SUPPLIED PASSAGE:
>>>
Select the region where the data synchronization instance resides.
In the new DTS console, select the region in the top navigation bar.
Click Create Task.

Step 2: Configure the source and destination

In the wizard, configure the source and destination databases using the following parameters.

Section	Parameter	Description
N/A	Task Name	A name for the DTS task. DTS generates a name automatically. Specify a descriptive name to make the task easy to identify. The name does not need to be unique.
Source Database	Database Type	Select Oracle.
	Connection Type	The access method for the source database. This example uses Self-managed Database on ECS. To deploy a self-managed database, see Preparation overview.
	Instance Region	The region where the self-managed Oracle database resides.
	ECS Instance ID	The ID of the Elastic Compute Service (ECS) instance that hosts the Oracle database.
	Port Number	The service port of the Oracle database. Default value: 1521.
	Oracle Type	The architecture type. This example uses RAC or PDB Instance. Select Non-RAC Instance to configure the SID parameter, or RAC or PDB Instance to configure the Service Name parameter.
	Database Account	The database account for the source Oracle database.
	Database Password	The password for the database account.
Destination Database	Database Type	Select DataHub.
	Connection Type	Select Alibaba Cloud Instance.
	Instance Region	The region where the destination DataHub project resides.
	Project	The name of the DataHub project.

Click Test Connectivity and Proceed.

DTS automatically adds its CIDR blocks to the security settings of Alibaba Cloud database instances and ECS-hosted databases. For self-managed databases in data centers or from third-party cloud providers, manually add the DTS CIDR blocks to the database allowlist. See Add the CIDR blocks of DTS servers.

Warning

Adding DTS CIDR blocks to an allowlist or security group introduces potential security risks. Before proceeding, strengthen account credentials, restrict exposed ports, validate API calls, and periodically audit allowlist entries. For higher security, connect the database to DTS through Express Connect, VPN Gateway, or Smart Access Gateway.
<<<
CHALLENGES:
- A) Answer these questions using the DTS configuration passage. Give each answer on its own line, marked (i), (ii) and (iii).
(i) What is the default service port of the Oracle database?
(ii) Which parameter must be configured when the Oracle Type is RAC or PDB Instance?
(iii) Through which services can the database be connected to DTS for higher security?
- B) Continue the DTS configuration passage from its final sentence.

RECORD EXCERPTS:
>>>
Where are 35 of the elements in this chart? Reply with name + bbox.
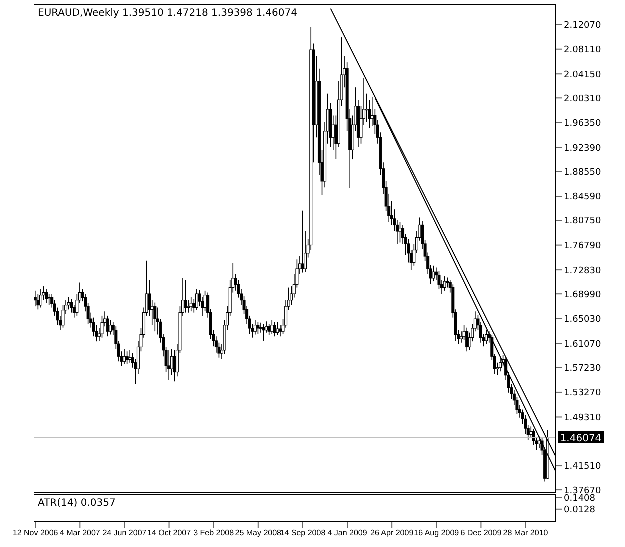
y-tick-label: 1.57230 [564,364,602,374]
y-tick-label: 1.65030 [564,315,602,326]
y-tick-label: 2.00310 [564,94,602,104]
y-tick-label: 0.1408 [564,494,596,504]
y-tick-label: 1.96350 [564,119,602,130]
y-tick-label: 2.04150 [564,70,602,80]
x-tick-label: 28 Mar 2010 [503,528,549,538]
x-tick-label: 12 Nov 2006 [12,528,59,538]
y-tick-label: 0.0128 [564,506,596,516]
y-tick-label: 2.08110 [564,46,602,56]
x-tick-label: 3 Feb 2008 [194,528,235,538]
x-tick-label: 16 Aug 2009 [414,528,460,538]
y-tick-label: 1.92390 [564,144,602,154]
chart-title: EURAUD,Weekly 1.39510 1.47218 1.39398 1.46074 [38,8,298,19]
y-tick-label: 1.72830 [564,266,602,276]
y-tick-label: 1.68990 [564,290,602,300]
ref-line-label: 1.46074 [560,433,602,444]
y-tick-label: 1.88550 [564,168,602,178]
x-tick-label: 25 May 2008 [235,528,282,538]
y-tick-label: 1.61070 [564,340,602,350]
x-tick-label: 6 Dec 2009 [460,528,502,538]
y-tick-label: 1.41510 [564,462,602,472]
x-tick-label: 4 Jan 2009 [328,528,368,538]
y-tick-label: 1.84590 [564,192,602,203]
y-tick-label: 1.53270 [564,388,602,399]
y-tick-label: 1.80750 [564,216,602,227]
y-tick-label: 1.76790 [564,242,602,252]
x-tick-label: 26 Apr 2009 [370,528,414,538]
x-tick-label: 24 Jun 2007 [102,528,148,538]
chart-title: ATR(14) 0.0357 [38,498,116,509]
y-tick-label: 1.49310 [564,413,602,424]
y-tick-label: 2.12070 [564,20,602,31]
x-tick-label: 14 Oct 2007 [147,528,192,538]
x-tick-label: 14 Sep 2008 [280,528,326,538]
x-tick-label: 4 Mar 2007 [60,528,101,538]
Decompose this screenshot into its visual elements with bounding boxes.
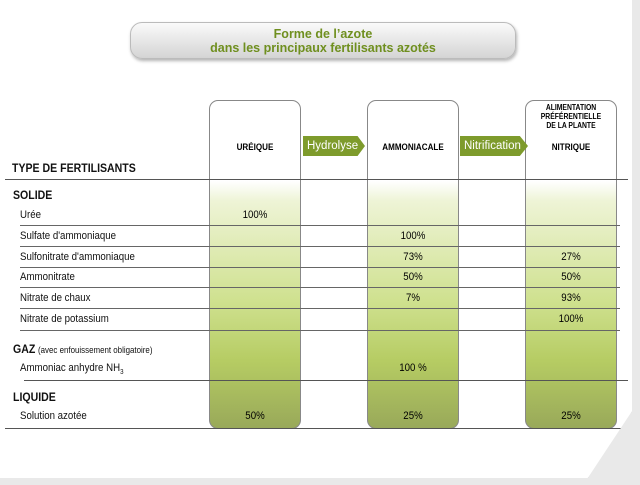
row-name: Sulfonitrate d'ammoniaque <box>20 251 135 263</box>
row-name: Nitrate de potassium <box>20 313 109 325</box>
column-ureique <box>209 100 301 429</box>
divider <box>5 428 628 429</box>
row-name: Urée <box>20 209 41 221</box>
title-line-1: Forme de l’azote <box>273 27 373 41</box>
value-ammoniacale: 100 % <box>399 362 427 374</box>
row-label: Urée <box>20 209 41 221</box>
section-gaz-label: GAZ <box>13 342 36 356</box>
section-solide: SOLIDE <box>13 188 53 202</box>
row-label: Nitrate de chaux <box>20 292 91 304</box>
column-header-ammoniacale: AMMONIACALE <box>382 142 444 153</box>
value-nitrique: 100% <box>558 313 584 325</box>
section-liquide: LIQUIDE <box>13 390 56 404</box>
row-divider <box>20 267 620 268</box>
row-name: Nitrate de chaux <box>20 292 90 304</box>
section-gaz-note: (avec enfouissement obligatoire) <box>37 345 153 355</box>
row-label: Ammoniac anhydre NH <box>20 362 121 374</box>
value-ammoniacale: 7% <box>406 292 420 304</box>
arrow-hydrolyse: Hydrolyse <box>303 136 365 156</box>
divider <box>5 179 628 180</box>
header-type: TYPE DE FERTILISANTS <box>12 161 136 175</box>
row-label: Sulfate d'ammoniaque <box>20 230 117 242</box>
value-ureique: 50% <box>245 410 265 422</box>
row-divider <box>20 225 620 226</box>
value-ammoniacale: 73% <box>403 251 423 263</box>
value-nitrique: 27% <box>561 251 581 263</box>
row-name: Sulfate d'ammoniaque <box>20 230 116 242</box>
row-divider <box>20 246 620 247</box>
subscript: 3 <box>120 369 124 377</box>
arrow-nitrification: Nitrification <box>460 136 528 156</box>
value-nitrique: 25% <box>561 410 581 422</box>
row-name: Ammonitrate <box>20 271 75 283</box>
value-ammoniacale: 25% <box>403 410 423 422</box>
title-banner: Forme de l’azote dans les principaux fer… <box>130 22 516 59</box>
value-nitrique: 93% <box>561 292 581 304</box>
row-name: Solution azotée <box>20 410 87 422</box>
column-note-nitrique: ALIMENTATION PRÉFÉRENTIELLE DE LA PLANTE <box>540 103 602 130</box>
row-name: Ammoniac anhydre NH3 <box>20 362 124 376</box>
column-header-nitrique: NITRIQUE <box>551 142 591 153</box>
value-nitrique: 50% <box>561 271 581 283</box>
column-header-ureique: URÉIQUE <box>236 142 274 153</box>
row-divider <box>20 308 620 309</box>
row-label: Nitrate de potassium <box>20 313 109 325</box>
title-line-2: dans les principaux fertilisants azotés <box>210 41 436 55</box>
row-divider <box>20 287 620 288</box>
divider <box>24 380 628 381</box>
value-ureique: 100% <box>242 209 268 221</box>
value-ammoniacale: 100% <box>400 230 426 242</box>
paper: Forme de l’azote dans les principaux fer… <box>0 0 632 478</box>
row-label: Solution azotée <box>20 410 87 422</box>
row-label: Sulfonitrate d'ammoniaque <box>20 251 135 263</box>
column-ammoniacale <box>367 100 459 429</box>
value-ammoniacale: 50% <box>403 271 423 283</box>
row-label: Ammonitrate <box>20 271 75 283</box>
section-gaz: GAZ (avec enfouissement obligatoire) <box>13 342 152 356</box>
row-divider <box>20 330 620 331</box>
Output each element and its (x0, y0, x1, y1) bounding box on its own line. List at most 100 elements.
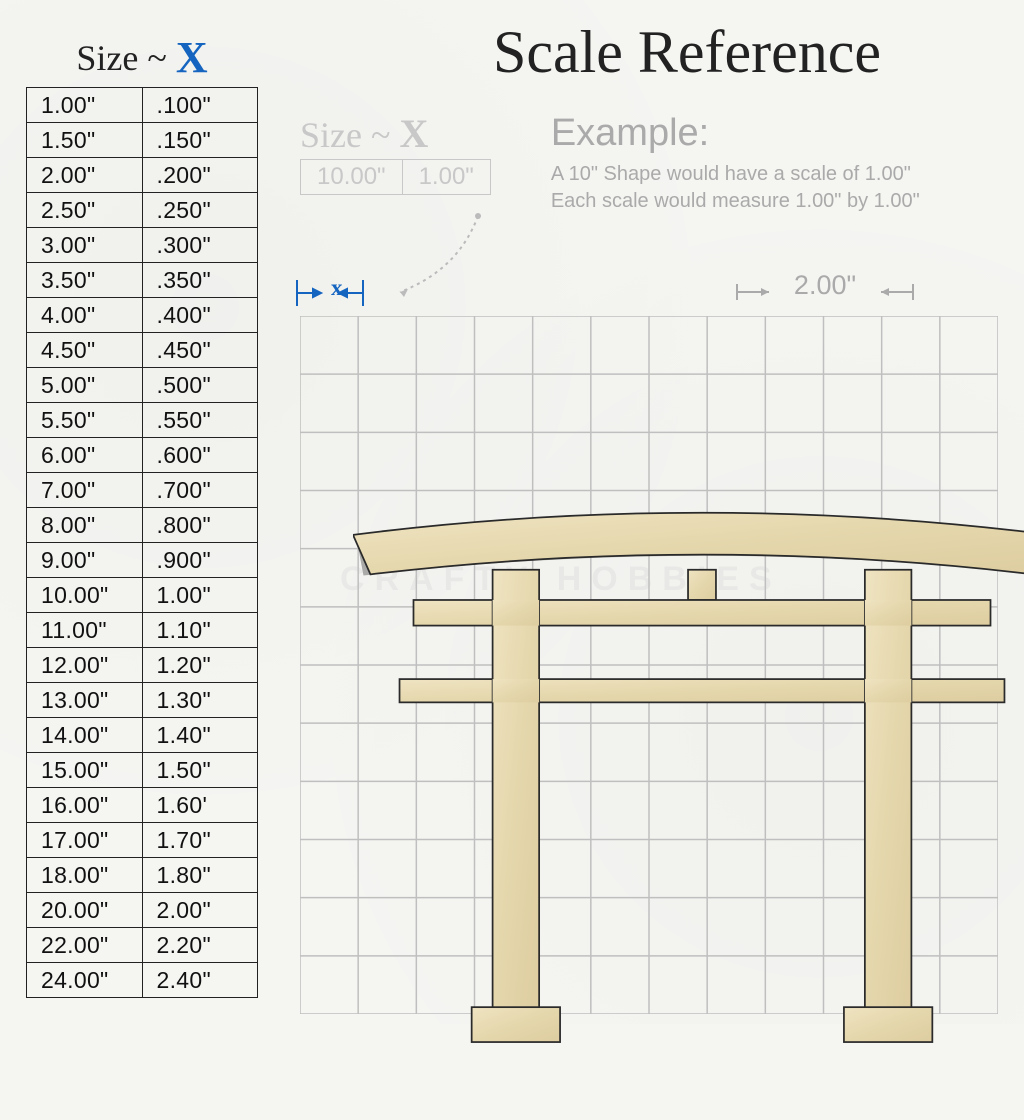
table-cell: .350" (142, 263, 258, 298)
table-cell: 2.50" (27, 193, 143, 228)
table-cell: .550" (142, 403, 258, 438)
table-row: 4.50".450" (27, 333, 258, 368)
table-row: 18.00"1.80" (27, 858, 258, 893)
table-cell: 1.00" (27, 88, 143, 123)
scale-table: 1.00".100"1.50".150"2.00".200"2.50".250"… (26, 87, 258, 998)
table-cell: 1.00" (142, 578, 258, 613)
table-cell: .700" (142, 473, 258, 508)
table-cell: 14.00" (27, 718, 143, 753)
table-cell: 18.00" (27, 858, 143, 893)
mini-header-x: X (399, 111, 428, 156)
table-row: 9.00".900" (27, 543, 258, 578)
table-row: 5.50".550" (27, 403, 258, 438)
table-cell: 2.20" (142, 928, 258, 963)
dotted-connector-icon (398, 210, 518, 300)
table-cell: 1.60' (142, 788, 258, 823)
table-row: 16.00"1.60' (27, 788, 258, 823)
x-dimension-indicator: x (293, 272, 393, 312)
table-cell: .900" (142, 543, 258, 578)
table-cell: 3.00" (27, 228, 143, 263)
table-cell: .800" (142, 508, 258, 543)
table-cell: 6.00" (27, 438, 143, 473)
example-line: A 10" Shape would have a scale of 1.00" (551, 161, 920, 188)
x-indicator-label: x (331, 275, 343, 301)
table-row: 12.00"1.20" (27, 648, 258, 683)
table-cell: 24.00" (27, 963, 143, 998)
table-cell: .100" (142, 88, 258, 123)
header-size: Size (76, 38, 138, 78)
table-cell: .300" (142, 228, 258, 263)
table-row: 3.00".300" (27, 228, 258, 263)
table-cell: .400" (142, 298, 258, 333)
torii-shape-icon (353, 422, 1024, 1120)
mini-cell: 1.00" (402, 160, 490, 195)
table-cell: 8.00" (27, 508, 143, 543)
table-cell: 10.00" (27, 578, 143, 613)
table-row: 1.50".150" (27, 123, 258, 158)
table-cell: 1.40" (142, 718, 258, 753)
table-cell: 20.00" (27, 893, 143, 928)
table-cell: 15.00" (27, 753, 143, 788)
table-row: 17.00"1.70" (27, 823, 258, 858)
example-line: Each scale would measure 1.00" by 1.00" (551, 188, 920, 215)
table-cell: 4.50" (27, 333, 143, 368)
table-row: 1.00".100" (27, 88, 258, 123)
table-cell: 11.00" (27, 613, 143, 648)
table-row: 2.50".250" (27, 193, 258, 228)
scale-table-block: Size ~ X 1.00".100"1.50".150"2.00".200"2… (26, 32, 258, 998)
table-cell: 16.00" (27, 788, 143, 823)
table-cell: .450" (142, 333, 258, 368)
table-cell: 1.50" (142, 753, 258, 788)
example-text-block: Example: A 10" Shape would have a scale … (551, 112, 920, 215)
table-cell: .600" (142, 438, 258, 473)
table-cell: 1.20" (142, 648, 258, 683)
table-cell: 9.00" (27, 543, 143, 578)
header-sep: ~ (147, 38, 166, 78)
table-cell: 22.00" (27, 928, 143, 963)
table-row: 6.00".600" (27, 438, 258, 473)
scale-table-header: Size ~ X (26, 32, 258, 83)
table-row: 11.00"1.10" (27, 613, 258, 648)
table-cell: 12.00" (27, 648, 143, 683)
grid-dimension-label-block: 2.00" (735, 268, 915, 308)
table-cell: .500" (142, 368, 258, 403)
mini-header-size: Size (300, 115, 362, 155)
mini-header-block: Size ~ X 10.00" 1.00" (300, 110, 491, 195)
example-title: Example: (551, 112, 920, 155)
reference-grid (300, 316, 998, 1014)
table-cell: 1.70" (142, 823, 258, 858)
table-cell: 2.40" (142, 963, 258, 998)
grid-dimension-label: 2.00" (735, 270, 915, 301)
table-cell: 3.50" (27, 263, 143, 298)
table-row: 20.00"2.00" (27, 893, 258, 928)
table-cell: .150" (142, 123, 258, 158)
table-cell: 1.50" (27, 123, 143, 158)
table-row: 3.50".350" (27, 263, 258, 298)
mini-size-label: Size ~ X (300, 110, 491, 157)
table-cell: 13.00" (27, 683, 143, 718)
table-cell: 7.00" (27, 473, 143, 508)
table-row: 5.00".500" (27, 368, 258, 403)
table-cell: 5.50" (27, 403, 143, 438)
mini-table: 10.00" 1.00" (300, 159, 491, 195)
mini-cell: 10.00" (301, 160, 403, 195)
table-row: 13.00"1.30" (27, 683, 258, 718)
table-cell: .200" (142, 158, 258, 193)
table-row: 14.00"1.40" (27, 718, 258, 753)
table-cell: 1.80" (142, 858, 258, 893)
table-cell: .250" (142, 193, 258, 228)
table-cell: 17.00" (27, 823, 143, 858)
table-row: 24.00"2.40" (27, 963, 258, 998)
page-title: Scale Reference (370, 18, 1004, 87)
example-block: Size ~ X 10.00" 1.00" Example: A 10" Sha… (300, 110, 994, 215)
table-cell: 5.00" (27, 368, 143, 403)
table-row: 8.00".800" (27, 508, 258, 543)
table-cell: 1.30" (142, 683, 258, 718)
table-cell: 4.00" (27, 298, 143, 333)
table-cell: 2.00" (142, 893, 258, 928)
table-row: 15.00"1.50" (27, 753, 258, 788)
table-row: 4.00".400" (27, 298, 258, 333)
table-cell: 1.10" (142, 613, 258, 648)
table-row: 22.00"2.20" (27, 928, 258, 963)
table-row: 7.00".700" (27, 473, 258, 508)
<<<
RESULTS:
- A)
(i) 1521
(ii) Service Name
(iii) Express Connect, VPN Gateway, or Smart Access Gateway

- B)
Step 3: Select synchronization objects and configure settings

Configure the following parameters.

Parameter	Description
Synchronization Type	By default, Incremental Data Synchronization is selected. Also select Schema Synchronization. After the precheck, DTS synchronizes all existing data from the selected objects as the baseline for subsequent incremental synchronization.
Naming Rules of Additional Columns	When DTS writes to a DataHub topic, it adds extra columns. If those column names conflict with existing columns, the task fails. Set this to New Rule or Previous Rule based on your requirements. Check for conflicts before setting this parameter. See Naming rules for additional columns.
Processing Mode for Existing Destination Tables	Precheck and Report Errors: checks for tables with identical names in source and destination before starting. If duplicates exist, the precheck fails and the task cannot start. To resolve this without deleting destination tables, use object name mapping. See Map object names. Ignore Errors and Proceed: skips the duplicate-name check. If schemas match and a record has the same primary key or unique key value, DTS retains the existing destination record during full synchronization and overwrites it during incremental synchronization. If schemas differ, some columns may not synchronize or the task may fail.
Case Policy for Destination Object Names	Controls capitalization of database, table, and column names in the destination. Default: DTS default policy. See Specify the capitalization of object names in the destination instance.
Source Objects	Select one or more tables from the Source Objects list and click to move them to the Selected Objects list. Only tables can be selected.
Selected Objects	To rename a single object before synchronization, right-click it. See Map the name of a single object. To rename multiple objects at once, click Batch Edit in the upper-right corner. See Map multiple object names at a time. To filter rows by condition when synchronizing individual tables, right-click an object and set a WHERE condition. See Set filter conditions. To set a shard key, right-click an object and clear Synchronize All Tables. Database name mapping is not supported. If you rename a table or column, other objects that depend on it may fail to synchronize. Note

Step 4: Configure advanced settings

Click Next: Advanced Settings and configure the following parameters.

Parameter	Description
Dedicated Cluster for Task Scheduling	By default, DTS schedules the task to the shared cluster. For higher task stability, purchase a dedicated cluster. See What is a DTS dedicated cluster.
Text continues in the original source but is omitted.